>>>
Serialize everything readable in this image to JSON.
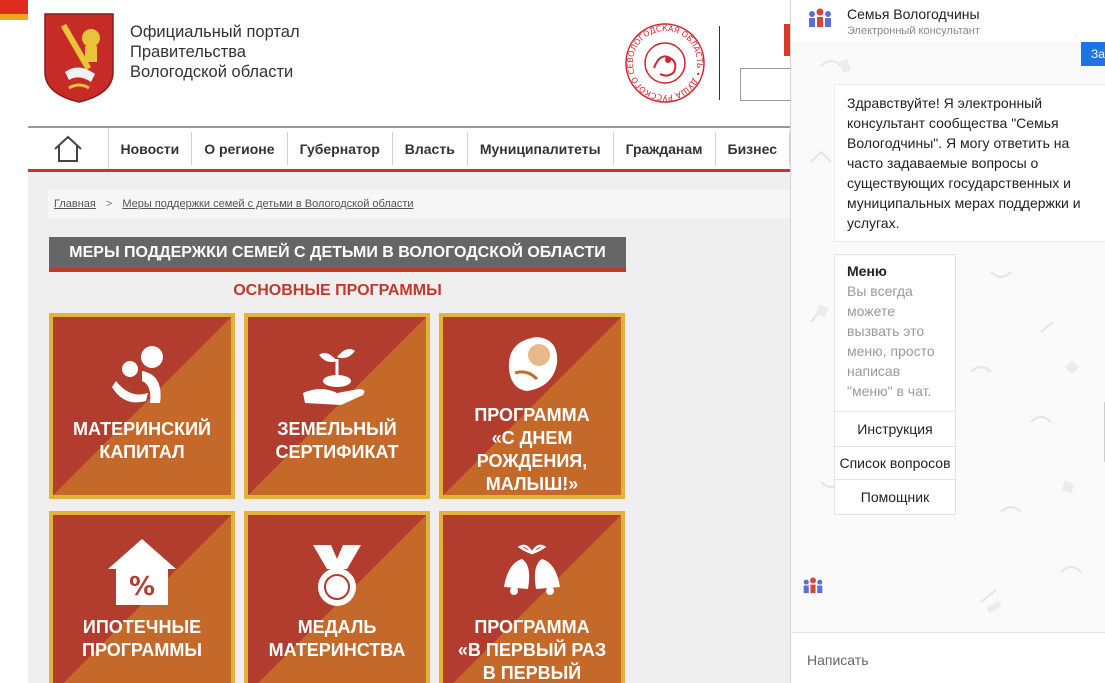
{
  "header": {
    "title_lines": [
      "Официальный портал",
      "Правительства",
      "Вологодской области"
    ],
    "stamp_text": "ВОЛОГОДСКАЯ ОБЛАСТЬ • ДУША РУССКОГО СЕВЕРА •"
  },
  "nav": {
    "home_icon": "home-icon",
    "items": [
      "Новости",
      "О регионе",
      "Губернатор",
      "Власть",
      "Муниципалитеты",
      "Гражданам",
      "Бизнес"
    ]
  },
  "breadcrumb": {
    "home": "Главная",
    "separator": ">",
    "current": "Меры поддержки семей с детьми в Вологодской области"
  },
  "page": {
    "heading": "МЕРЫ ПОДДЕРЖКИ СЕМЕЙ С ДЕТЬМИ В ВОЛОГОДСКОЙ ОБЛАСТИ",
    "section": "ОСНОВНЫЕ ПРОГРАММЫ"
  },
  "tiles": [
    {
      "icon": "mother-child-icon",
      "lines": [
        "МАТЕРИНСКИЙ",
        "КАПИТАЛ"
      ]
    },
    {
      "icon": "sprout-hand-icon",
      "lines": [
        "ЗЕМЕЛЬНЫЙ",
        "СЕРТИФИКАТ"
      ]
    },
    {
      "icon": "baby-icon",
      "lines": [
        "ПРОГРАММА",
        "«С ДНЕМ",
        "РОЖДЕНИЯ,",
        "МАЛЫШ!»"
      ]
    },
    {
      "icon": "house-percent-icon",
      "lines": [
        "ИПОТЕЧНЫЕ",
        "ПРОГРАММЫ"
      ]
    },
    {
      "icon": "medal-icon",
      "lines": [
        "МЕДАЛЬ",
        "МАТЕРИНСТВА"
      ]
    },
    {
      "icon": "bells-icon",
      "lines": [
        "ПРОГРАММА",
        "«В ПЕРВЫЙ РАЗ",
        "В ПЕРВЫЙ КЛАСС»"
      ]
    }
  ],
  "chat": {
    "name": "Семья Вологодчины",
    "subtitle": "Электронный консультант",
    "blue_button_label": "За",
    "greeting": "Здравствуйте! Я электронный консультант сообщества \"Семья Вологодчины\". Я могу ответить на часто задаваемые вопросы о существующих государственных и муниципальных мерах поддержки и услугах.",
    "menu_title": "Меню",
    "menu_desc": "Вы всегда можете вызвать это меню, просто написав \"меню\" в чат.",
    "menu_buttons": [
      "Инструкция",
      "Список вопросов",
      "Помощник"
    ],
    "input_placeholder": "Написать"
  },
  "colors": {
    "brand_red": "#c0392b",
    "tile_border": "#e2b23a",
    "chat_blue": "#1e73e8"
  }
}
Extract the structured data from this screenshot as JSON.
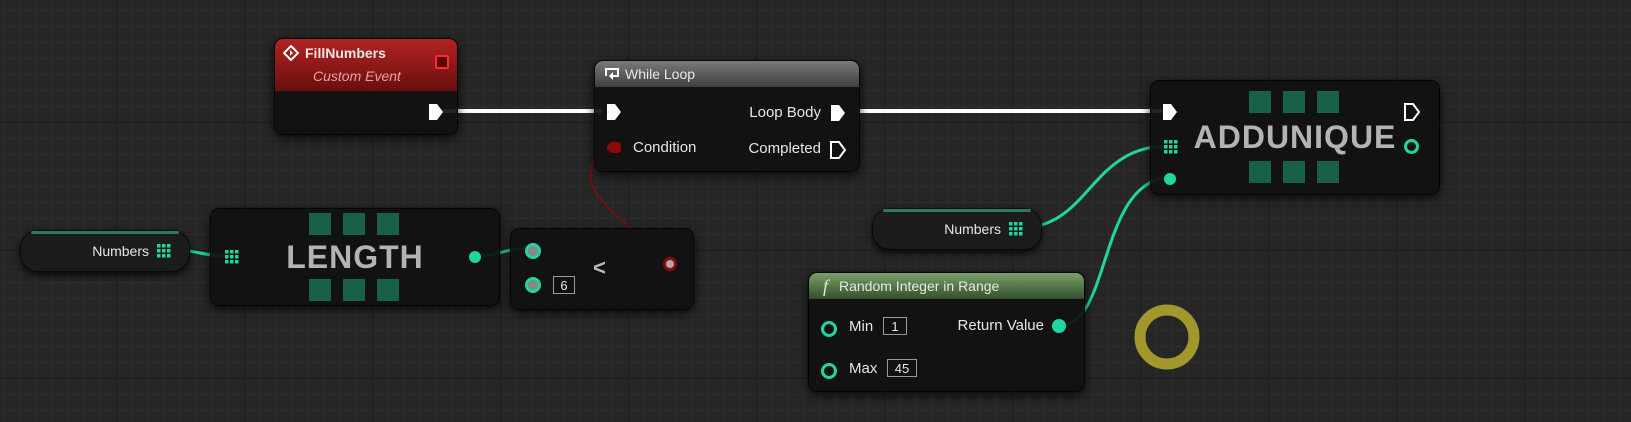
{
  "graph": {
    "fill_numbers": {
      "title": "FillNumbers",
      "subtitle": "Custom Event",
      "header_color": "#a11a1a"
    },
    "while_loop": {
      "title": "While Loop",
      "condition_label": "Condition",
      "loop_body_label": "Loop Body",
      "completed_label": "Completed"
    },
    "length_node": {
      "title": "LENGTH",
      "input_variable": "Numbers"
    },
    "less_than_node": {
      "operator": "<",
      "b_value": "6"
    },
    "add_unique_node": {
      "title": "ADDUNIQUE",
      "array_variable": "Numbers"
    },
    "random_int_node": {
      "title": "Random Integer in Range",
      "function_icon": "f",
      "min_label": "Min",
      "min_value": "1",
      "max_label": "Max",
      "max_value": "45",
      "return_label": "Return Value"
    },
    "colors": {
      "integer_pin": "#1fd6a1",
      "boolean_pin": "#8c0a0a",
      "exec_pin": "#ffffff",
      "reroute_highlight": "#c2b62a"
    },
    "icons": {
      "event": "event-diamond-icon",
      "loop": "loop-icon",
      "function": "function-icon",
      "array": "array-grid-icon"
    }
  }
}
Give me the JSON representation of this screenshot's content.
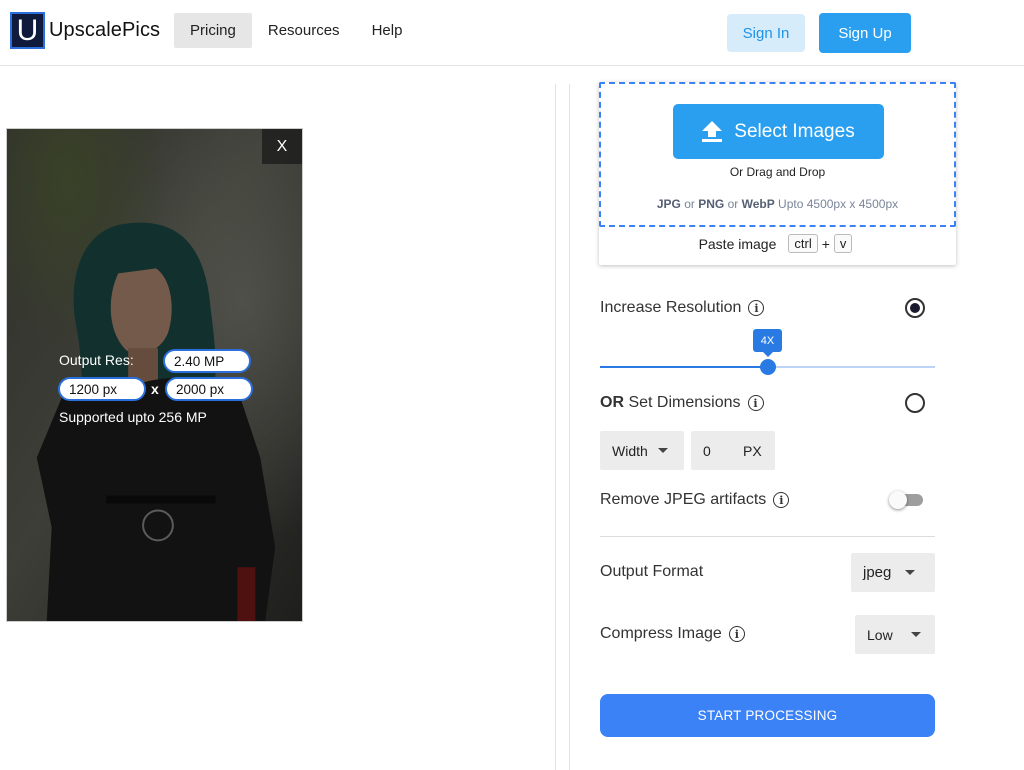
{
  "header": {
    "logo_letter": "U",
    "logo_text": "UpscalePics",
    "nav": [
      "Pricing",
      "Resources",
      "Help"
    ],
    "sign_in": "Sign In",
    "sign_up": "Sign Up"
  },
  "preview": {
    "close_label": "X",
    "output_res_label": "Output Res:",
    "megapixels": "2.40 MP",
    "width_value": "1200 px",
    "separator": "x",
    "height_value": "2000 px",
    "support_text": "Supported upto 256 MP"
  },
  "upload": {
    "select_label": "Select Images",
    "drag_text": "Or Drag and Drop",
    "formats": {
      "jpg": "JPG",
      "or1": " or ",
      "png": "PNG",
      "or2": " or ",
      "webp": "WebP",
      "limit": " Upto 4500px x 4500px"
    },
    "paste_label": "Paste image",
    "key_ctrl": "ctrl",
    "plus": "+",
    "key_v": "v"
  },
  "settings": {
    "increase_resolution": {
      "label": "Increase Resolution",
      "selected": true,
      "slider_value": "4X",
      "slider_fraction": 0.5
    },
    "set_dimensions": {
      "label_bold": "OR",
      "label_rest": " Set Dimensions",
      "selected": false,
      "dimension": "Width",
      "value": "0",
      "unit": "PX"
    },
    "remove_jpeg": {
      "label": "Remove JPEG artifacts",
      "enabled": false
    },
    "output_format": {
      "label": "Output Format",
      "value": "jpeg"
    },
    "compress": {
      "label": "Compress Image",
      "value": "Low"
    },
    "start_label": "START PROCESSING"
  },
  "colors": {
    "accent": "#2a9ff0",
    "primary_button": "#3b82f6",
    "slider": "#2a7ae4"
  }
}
<<<
> REQUIRED TASK:
Show every line of the records above that contains the word "subtitle".

> EXERCISE OUTPUT:
    "subtitle": "Электронный консультант",
      "subtitle": "Custom Event",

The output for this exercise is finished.